:: Problem requirements ::
Copy out each line of the material below that holds the string "JSON".

%%

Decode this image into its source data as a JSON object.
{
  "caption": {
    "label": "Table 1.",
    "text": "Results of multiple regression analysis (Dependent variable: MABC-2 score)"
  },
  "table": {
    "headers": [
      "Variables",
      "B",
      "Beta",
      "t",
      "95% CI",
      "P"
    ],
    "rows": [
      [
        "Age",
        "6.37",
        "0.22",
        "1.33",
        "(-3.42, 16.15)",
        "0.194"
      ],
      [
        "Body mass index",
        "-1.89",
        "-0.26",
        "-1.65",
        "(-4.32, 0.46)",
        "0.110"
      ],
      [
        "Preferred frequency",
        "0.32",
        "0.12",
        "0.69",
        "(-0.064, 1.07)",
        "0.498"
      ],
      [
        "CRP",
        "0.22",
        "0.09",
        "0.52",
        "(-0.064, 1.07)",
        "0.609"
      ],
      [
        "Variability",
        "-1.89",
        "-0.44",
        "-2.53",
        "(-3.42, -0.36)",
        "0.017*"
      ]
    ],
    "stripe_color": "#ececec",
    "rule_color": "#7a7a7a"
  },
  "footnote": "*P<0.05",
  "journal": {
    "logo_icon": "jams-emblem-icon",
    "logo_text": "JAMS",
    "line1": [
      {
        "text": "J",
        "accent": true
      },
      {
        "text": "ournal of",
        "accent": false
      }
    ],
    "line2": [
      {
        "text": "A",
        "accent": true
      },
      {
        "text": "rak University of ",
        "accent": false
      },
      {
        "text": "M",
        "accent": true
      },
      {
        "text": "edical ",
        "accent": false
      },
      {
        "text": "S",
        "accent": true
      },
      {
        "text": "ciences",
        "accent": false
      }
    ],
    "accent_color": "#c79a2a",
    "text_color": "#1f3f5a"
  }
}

%%
%%

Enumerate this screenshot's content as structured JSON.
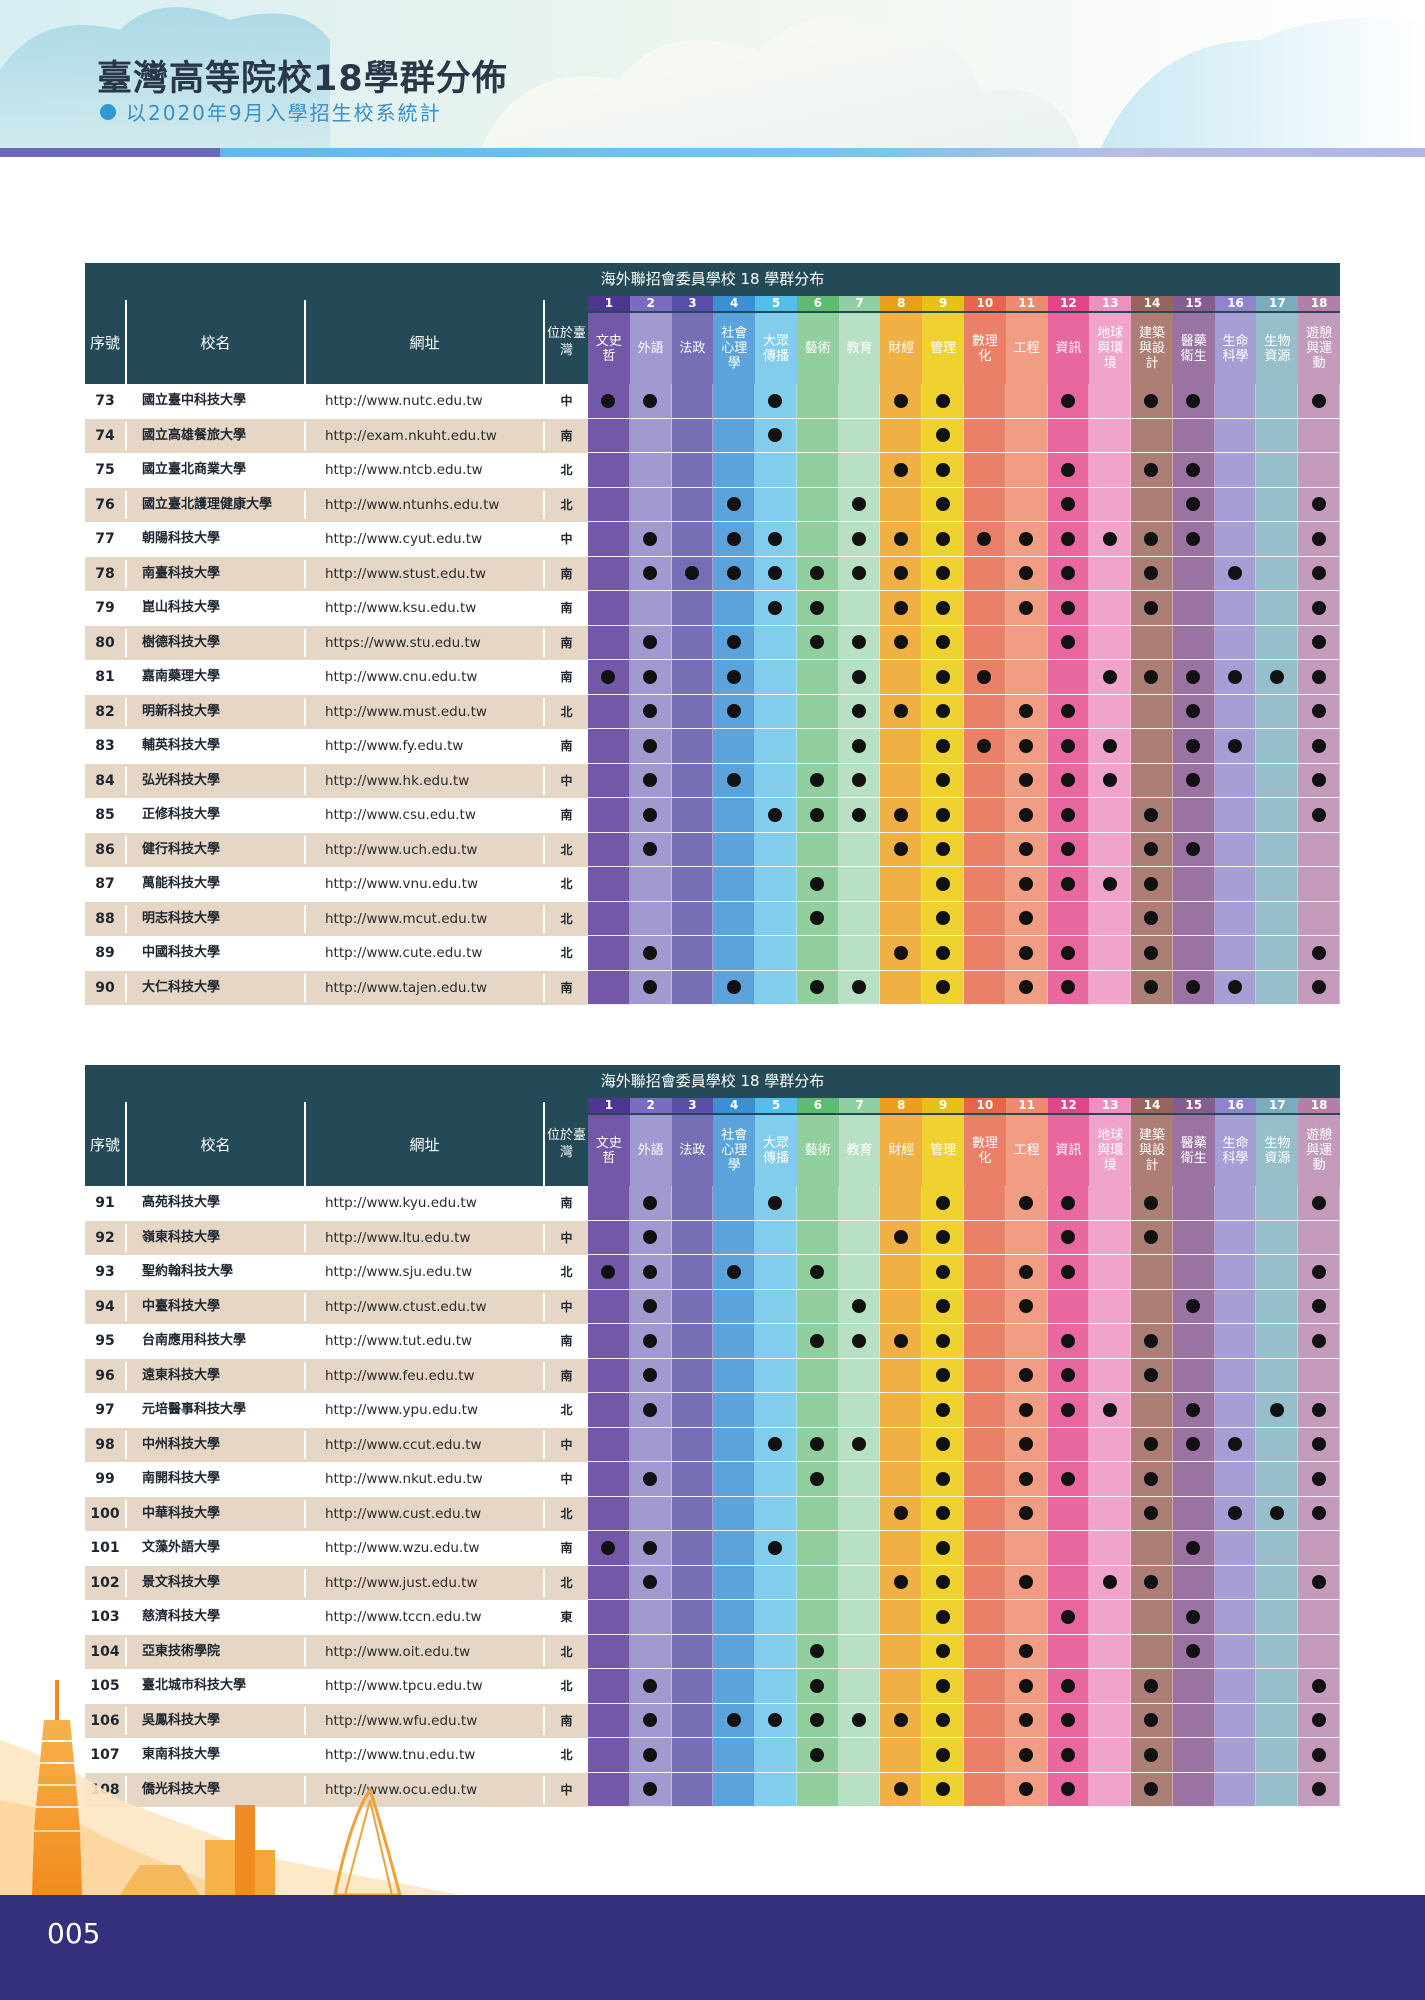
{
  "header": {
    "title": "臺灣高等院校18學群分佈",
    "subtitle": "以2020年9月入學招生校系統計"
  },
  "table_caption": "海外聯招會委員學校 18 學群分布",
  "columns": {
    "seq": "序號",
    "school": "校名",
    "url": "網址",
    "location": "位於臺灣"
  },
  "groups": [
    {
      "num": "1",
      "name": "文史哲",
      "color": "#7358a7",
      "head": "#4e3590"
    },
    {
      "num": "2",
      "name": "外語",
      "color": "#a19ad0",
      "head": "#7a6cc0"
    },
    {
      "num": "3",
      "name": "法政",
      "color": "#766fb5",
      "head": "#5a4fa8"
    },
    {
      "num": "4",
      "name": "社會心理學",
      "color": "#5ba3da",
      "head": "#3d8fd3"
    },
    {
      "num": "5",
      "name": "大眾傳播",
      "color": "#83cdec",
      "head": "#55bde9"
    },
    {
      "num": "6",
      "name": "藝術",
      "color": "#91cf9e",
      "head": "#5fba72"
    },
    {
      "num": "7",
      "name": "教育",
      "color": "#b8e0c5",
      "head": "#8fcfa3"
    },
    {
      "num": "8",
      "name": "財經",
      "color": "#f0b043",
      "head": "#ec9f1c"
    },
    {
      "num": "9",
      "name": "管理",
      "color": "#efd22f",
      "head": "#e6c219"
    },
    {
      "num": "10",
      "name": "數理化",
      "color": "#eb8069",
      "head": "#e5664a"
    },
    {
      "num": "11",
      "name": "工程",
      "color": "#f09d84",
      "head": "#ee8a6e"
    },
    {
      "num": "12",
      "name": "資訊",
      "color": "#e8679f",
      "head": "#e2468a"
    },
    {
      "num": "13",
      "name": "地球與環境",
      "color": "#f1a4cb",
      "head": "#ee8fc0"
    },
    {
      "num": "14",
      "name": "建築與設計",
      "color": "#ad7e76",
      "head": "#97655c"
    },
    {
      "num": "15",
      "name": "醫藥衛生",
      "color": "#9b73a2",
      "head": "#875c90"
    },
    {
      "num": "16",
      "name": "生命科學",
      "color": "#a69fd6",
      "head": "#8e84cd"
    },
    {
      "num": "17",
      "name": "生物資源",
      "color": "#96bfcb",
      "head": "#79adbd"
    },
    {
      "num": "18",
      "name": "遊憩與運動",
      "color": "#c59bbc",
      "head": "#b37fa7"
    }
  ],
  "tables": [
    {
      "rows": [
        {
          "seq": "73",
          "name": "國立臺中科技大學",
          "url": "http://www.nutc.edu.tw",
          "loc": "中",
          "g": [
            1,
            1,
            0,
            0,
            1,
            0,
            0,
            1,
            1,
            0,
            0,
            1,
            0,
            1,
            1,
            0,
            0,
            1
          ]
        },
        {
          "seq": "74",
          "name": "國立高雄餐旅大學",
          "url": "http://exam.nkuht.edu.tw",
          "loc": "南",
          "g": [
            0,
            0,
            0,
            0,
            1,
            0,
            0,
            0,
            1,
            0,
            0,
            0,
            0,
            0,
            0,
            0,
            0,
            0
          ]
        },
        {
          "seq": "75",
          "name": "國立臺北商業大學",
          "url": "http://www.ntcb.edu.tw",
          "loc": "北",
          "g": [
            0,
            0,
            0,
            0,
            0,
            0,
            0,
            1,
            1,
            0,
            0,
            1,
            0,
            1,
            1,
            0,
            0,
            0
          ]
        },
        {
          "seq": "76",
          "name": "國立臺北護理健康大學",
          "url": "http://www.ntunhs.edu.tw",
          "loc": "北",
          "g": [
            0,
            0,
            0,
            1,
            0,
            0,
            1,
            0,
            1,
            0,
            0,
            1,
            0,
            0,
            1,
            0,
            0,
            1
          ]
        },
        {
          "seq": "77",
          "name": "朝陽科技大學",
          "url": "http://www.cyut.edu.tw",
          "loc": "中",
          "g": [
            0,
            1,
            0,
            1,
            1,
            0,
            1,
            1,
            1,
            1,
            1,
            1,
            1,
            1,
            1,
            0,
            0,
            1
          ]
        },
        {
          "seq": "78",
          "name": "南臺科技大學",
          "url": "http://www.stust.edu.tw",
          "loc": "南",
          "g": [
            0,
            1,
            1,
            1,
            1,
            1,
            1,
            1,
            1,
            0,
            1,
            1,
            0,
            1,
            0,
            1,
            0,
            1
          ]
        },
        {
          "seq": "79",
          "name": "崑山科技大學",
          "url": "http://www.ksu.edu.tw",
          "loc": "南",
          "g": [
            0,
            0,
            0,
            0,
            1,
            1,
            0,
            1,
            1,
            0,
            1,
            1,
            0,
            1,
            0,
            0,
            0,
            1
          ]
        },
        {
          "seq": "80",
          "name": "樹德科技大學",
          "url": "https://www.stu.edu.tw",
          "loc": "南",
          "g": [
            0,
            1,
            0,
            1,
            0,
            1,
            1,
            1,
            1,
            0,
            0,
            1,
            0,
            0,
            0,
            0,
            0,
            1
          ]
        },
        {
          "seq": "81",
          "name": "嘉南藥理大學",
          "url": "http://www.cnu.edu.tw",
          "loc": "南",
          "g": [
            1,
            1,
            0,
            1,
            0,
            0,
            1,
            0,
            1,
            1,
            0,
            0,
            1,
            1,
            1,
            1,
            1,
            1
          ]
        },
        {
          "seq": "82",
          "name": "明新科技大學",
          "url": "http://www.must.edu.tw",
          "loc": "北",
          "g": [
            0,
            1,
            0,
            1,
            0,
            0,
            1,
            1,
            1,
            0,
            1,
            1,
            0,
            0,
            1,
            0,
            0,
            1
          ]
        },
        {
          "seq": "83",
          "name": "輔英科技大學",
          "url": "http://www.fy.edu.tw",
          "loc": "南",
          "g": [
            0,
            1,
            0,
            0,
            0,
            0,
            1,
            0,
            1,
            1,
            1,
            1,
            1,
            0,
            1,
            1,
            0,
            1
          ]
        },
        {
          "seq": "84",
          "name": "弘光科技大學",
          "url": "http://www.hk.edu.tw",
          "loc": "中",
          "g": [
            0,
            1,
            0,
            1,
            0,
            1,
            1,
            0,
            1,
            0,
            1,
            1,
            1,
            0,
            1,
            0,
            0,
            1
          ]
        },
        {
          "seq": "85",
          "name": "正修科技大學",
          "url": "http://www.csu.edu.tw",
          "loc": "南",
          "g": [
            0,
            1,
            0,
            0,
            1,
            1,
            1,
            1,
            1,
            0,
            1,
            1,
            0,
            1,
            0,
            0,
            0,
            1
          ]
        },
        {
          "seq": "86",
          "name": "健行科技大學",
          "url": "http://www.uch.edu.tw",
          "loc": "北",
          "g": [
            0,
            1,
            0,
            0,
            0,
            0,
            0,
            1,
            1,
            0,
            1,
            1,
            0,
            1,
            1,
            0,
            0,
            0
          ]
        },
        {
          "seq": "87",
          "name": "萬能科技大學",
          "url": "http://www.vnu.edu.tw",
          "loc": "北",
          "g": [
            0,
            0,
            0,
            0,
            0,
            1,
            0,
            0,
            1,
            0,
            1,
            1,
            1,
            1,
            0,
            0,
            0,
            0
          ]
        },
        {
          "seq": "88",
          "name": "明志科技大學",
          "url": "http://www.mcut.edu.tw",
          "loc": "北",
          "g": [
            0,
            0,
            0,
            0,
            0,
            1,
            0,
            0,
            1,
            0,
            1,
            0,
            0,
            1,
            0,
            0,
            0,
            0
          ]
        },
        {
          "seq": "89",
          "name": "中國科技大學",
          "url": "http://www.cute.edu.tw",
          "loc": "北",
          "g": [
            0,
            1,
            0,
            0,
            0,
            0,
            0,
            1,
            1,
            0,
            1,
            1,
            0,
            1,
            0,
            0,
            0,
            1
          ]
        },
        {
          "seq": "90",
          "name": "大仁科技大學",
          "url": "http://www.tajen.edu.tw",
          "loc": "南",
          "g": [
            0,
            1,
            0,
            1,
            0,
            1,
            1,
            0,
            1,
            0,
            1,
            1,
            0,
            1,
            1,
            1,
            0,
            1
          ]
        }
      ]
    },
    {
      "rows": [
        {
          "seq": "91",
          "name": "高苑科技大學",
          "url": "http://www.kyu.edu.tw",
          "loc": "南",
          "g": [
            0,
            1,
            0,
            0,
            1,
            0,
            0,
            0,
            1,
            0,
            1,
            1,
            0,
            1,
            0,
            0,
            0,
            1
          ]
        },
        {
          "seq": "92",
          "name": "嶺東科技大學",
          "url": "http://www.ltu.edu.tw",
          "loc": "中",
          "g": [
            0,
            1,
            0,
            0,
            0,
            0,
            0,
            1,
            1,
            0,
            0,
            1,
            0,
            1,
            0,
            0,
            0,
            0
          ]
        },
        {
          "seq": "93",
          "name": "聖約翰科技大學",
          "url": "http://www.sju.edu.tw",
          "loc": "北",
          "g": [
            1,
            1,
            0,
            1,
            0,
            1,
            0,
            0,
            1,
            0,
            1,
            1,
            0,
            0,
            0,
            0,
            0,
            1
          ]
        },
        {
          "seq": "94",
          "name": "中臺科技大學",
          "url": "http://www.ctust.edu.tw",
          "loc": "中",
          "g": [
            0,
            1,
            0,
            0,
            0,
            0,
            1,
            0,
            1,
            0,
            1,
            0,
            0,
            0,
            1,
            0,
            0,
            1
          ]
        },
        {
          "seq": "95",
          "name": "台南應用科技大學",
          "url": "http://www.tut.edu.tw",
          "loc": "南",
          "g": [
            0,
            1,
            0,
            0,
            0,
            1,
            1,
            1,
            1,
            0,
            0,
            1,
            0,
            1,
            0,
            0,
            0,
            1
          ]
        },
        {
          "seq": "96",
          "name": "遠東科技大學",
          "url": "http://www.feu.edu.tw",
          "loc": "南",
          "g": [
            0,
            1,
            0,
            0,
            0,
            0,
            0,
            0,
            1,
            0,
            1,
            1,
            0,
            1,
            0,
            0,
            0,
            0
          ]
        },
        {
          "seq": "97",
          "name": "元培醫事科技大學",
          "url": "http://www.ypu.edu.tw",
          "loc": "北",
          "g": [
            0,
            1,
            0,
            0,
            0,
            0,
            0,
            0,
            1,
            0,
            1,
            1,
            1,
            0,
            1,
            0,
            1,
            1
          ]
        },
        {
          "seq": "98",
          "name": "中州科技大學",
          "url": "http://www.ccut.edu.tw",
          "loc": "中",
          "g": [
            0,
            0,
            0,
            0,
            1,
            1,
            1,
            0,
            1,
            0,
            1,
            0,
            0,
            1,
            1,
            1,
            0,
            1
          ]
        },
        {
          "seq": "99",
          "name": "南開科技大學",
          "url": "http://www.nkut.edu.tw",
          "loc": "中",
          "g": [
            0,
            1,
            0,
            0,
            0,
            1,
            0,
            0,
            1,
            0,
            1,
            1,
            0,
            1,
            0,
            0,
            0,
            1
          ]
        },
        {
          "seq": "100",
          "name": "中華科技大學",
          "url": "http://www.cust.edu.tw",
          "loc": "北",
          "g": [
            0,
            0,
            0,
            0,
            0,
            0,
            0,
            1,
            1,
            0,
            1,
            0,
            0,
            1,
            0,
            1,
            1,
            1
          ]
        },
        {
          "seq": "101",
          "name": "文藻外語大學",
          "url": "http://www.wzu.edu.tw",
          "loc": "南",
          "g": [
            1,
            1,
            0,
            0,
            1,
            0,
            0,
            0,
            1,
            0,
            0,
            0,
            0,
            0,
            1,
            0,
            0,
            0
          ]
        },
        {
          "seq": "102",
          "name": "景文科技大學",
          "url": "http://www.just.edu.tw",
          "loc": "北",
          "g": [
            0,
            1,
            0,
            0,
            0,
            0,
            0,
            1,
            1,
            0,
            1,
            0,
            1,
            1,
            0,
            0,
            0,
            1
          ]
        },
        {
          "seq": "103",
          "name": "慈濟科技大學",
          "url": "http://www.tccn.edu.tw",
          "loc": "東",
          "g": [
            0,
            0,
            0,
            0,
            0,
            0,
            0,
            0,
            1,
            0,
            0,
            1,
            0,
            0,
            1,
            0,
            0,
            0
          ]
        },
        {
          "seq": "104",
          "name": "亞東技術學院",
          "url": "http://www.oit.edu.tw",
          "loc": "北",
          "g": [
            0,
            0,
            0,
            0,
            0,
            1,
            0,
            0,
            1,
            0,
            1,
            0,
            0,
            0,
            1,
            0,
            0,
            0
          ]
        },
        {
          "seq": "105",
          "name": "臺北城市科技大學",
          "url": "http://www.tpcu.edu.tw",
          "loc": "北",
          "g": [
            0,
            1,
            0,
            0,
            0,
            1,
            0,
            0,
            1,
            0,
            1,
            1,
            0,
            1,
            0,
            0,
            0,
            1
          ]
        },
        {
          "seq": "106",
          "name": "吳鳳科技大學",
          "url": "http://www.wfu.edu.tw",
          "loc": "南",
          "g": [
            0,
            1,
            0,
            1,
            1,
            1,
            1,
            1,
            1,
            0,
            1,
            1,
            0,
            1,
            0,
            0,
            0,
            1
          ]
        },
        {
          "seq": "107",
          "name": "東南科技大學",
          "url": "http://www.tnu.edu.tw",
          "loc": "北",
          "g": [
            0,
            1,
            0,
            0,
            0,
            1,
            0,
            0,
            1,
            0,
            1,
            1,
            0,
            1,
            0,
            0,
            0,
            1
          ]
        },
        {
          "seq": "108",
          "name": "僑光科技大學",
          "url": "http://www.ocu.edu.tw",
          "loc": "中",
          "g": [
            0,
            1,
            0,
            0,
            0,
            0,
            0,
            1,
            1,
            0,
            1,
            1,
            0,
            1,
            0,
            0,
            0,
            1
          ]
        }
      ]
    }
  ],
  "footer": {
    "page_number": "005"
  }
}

%%
%%

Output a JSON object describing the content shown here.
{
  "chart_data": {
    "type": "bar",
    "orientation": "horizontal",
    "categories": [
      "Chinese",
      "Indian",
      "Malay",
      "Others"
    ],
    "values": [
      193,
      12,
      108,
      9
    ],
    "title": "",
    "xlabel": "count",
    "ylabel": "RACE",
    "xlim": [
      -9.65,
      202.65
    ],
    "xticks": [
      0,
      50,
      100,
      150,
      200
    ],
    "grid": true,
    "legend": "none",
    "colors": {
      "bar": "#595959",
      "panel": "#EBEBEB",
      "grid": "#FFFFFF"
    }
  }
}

%%

:: Task response ::
Decode this image into its source data as a JSON object.
Enumerate this screenshot's content as structured JSON.
Output a JSON object describing the content shown here.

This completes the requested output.